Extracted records
★ ★ ★ ★ ★ ★ ★

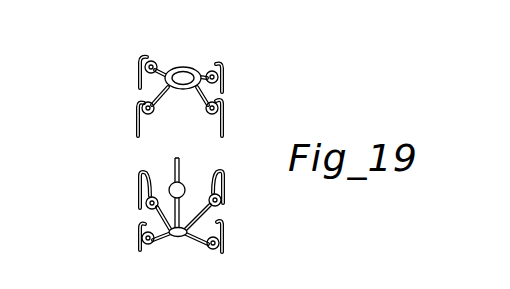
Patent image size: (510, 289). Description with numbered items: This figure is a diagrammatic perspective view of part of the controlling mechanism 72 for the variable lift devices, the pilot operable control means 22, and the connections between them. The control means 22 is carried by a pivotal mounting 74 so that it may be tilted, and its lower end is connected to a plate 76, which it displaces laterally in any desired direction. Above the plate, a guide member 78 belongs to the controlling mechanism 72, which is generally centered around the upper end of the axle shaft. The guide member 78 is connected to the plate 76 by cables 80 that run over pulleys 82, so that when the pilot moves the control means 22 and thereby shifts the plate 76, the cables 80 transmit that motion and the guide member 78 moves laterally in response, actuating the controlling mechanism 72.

The pilot operable control means 22 is at (200, 132).
The controlling mechanism 72 is at (208, 52).
The pivotal mounting 74 is at (187, 185).
The plate 76 is at (220, 242).
The guide member 78 is at (178, 66).
The cables 80 is at (138, 82).
The pulleys 82 is at (225, 71).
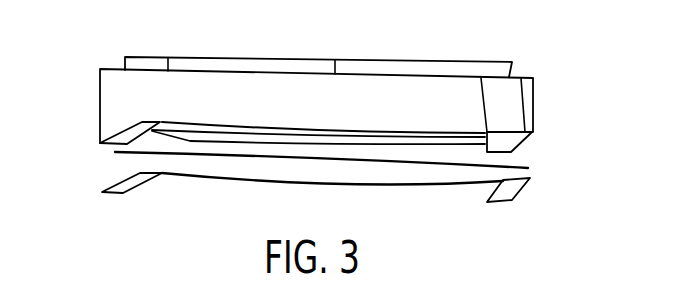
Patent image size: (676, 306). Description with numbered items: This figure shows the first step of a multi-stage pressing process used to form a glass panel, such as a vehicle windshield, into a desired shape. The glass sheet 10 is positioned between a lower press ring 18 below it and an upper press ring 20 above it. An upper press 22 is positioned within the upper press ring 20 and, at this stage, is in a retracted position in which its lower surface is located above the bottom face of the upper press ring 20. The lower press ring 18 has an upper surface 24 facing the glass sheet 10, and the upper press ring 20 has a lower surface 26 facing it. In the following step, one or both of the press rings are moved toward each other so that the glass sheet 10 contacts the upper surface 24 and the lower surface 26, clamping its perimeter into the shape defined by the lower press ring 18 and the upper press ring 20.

The glass sheet 10 is at (528, 167).
The lower press ring 18 is at (522, 190).
The upper press ring 20 is at (535, 100).
The upper press 22 is at (400, 62).
The upper surface of the lower press ring 24 is at (120, 184).
The lower surface of the upper press ring 26 is at (100, 143).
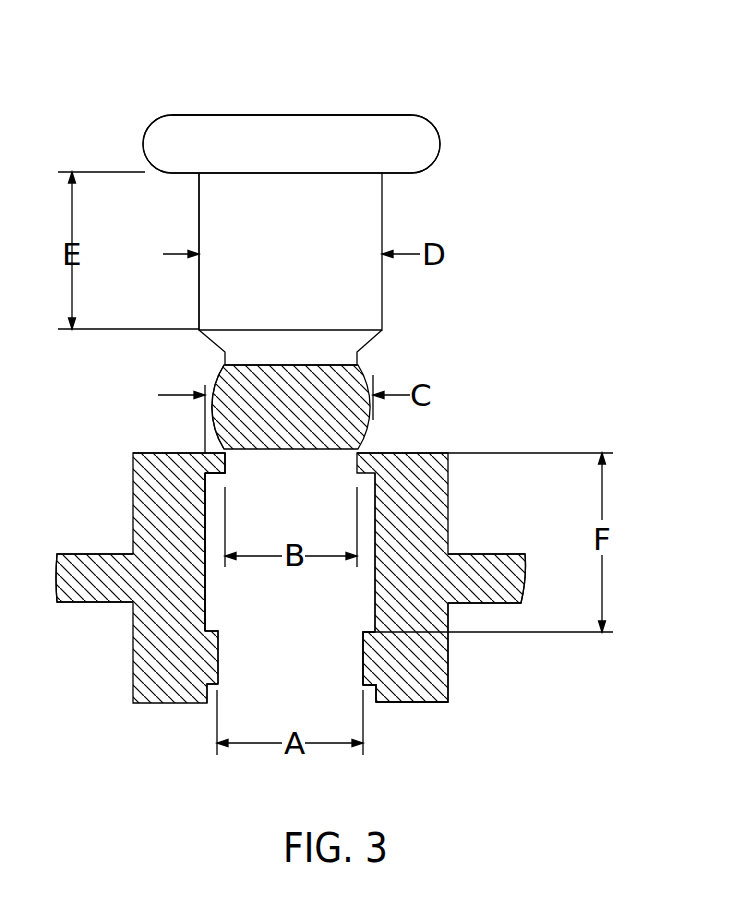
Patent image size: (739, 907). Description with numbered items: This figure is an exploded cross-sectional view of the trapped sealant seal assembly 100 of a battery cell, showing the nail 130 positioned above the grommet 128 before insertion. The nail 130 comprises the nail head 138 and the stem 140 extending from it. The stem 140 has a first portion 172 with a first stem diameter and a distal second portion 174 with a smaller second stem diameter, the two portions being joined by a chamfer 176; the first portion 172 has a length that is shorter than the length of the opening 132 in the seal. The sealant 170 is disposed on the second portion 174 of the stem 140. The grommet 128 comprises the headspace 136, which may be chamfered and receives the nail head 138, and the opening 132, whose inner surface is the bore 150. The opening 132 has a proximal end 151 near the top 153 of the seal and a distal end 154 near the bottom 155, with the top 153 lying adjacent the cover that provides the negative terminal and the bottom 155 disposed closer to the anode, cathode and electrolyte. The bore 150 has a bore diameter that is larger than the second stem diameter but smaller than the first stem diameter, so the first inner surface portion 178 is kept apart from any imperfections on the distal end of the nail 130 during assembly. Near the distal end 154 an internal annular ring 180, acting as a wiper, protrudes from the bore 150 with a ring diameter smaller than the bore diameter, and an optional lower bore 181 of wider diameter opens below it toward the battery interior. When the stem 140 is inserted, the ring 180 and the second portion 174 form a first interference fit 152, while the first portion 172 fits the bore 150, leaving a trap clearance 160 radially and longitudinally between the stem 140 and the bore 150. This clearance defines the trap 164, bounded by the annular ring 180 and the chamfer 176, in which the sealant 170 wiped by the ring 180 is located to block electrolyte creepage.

The seal assembly 100 is at (426, 84).
The nail 130 is at (277, 196).
The nail head 138 is at (185, 130).
The stem 140 is at (363, 221).
The first portion 172 is at (218, 227).
The chamfer 176 is at (223, 350).
The sealant 170 is at (366, 378).
The second portion 174 is at (240, 455).
The opening 132 is at (370, 452).
The grommet 128 is at (98, 590).
The top 153 is at (358, 483).
The proximal end 151 is at (377, 474).
The first inner surface portion 178 is at (203, 512).
The bore 150 is at (377, 500).
The trap clearance 160 is at (240, 580).
The headspace 136 is at (212, 463).
The trap 164 is at (416, 645).
The distal end 154 is at (360, 665).
The internal annular ring 180 is at (375, 680).
The first interference fit 152 is at (230, 655).
The lower bore 181 is at (203, 705).
The bottom 155 is at (398, 704).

★ ★ ★ ★ ★ ★ ★

*Requirements*:
Arrange the lines from the start of the rows through the line containing "The pulleys 82 is at (225, 71)." as a JSON list of strings, one string per line, with blank lines left out. Leave the pictures out of the answer.

*Solution for this exercise*:
[
  "Patent image size: (510, 289). Description with numbered items: This figure is a diagrammatic perspective view of part of the controlling mechanism 72 for the variable lift devices, the pilot operable control means 22, and the connections between them. The control means 22 is carried by a pivotal mounting 74 so that it may be tilted, and its lower end is connected to a plate 76, which it displaces laterally in any desired direction. Above the plate, a guide member 78 belongs to the controlling mechanism 72, which is generally centered around the upper end of the axle shaft. The guide member 78 is connected to the plate 76 by cables 80 that run over pulleys 82, so that when the pilot moves the control means 22 and thereby shifts the plate 76, the cables 80 transmit that motion and the guide member 78 moves laterally in response, actuating the controlling mechanism 72.",
  "The pilot operable control means 22 is at (200, 132).",
  "The controlling mechanism 72 is at (208, 52).",
  "The pivotal mounting 74 is at (187, 185).",
  "The plate 76 is at (220, 242).",
  "The guide member 78 is at (178, 66).",
  "The cables 80 is at (138, 82).",
  "The pulleys 82 is at (225, 71)."
]